[Data items]
+ + +

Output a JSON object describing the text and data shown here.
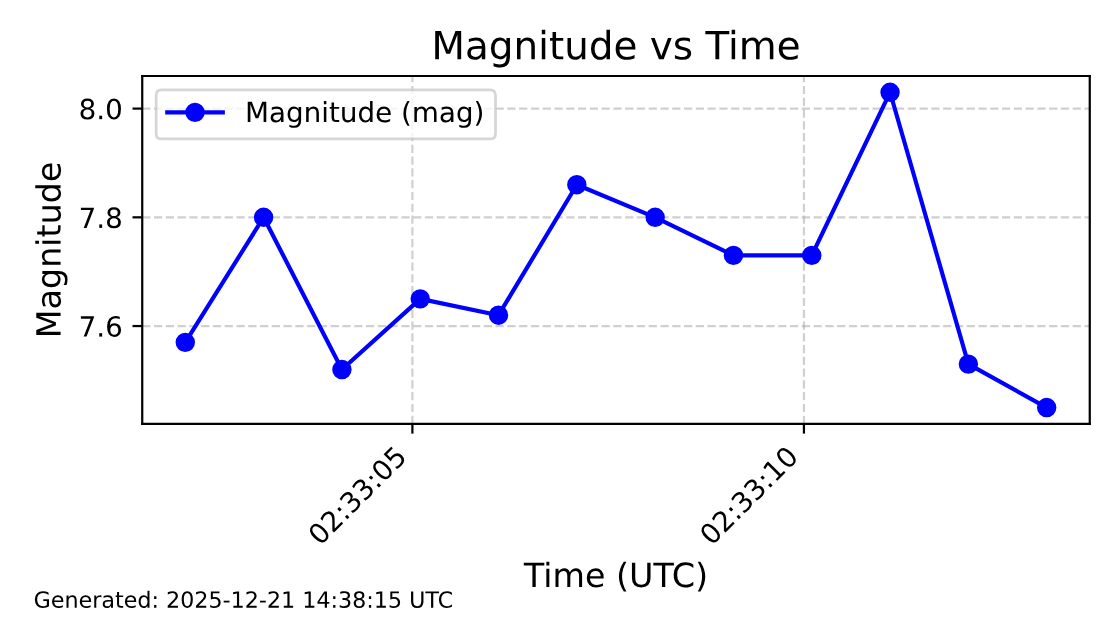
{
  "chart_data": {
    "type": "line",
    "title": "Magnitude vs Time",
    "xlabel": "Time (UTC)",
    "ylabel": "Magnitude",
    "x": [
      2.5505833,
      2.5508611,
      2.5511389,
      2.5514167,
      2.5516944,
      2.5519722,
      2.55225,
      2.5525278,
      2.5528056,
      2.5530833,
      2.5533611,
      2.5536389
    ],
    "series": [
      {
        "name": "Magnitude (mag)",
        "color": "#0000ff",
        "values": [
          7.57,
          7.8,
          7.52,
          7.65,
          7.62,
          7.86,
          7.8,
          7.73,
          7.73,
          8.03,
          7.53,
          7.45
        ]
      }
    ],
    "xlim": [
      2.5504306,
      2.5537917
    ],
    "xticks": [
      {
        "value": 2.5513889,
        "label": "02:33:05"
      },
      {
        "value": 2.5527778,
        "label": "02:33:10"
      }
    ],
    "ylim": [
      7.42,
      8.06
    ],
    "yticks": [
      {
        "value": 7.6,
        "label": "7.6"
      },
      {
        "value": 7.8,
        "label": "7.8"
      },
      {
        "value": 8.0,
        "label": "8.0"
      }
    ],
    "grid": true,
    "legend": "top left",
    "marker": "circle",
    "line_style": "solid",
    "annotations": [
      "Generated: 2025-12-21 14:38:15 UTC"
    ]
  }
}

+ + +

EXERCISE AIM:
Pictures are to be left out; the records above must be repeated word for word.

TASK ANSWER:
Output a JSON object describing the text and data shown here.
{
  "chart_data": {
    "type": "line",
    "title": "Magnitude vs Time",
    "xlabel": "Time (UTC)",
    "ylabel": "Magnitude",
    "x": [
      2.5505833,
      2.5508611,
      2.5511389,
      2.5514167,
      2.5516944,
      2.5519722,
      2.55225,
      2.5525278,
      2.5528056,
      2.5530833,
      2.5533611,
      2.5536389
    ],
    "series": [
      {
        "name": "Magnitude (mag)",
        "color": "#0000ff",
        "values": [
          7.57,
          7.8,
          7.52,
          7.65,
          7.62,
          7.86,
          7.8,
          7.73,
          7.73,
          8.03,
          7.53,
          7.45
        ]
      }
    ],
    "xlim": [
      2.5504306,
      2.5537917
    ],
    "xticks": [
      {
        "value": 2.5513889,
        "label": "02:33:05"
      },
      {
        "value": 2.5527778,
        "label": "02:33:10"
      }
    ],
    "ylim": [
      7.42,
      8.06
    ],
    "yticks": [
      {
        "value": 7.6,
        "label": "7.6"
      },
      {
        "value": 7.8,
        "label": "7.8"
      },
      {
        "value": 8.0,
        "label": "8.0"
      }
    ],
    "grid": true,
    "legend": "top left",
    "marker": "circle",
    "line_style": "solid",
    "annotations": [
      "Generated: 2025-12-21 14:38:15 UTC"
    ]
  }
}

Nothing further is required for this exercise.